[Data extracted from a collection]
***

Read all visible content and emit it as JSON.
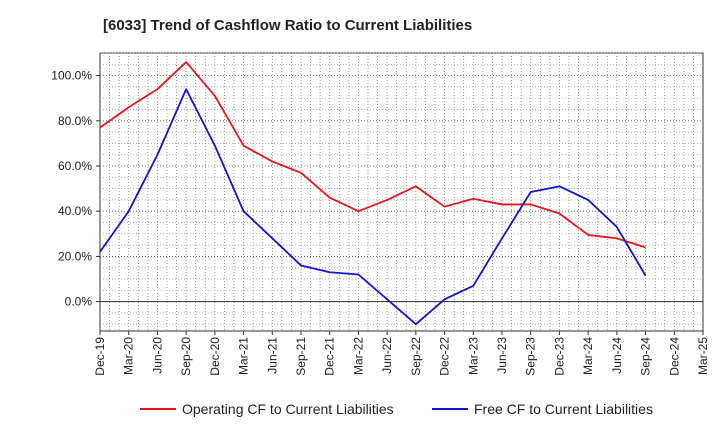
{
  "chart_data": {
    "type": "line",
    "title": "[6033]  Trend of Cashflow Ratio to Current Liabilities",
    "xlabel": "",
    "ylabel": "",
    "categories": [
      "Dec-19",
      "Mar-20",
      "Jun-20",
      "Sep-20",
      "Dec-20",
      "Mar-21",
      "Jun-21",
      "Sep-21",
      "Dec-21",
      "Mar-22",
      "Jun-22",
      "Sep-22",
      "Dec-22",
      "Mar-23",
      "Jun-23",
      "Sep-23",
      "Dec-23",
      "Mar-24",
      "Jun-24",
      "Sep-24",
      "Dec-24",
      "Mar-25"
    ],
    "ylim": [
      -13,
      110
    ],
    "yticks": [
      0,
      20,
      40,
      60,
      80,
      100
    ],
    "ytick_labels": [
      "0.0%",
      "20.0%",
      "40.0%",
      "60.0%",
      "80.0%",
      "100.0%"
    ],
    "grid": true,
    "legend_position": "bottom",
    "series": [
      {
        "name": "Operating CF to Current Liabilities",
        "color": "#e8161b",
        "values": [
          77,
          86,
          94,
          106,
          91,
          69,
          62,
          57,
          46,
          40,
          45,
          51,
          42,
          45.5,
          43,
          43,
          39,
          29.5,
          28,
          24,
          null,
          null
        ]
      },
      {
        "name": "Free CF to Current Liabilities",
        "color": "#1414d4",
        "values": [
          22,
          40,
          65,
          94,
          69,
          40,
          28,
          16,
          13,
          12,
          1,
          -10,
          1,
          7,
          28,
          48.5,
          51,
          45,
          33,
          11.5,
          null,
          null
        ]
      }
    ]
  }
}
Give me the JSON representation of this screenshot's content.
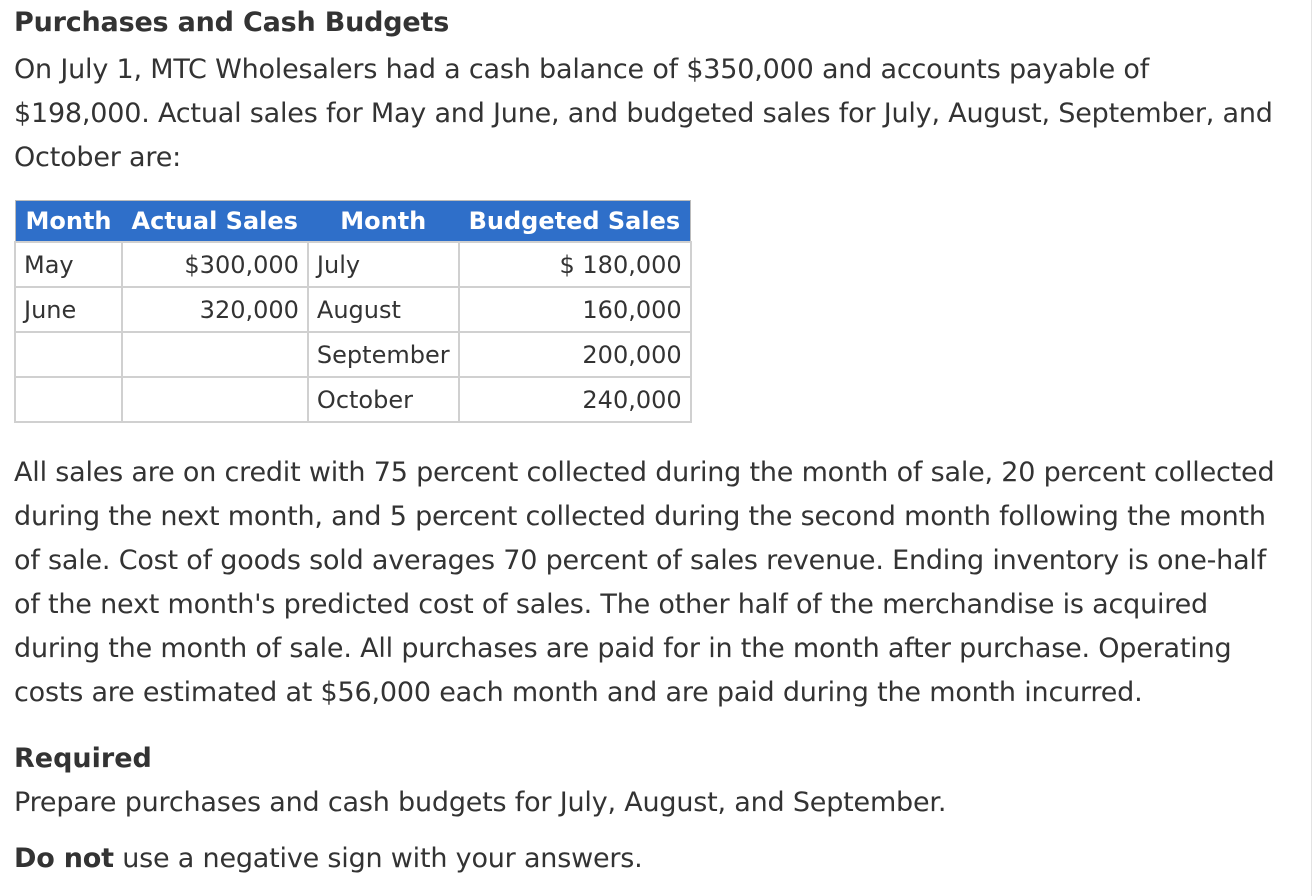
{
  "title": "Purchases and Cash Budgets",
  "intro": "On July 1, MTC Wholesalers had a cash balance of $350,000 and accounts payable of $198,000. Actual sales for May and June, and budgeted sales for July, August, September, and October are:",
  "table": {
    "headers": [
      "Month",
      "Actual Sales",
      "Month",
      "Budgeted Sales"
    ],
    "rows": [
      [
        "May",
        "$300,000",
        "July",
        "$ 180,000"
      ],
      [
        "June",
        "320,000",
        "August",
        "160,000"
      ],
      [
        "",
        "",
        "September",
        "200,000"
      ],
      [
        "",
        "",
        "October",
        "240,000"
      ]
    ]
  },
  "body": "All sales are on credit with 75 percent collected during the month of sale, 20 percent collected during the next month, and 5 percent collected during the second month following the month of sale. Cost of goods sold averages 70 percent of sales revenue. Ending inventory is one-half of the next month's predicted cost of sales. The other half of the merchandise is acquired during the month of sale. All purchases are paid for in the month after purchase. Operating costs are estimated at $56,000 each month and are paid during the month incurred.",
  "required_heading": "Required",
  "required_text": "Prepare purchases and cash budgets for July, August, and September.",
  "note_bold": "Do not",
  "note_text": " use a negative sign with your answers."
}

***

Report how many lines in the entries hold the string "title". Nothing but the number is wanted.

# In response
2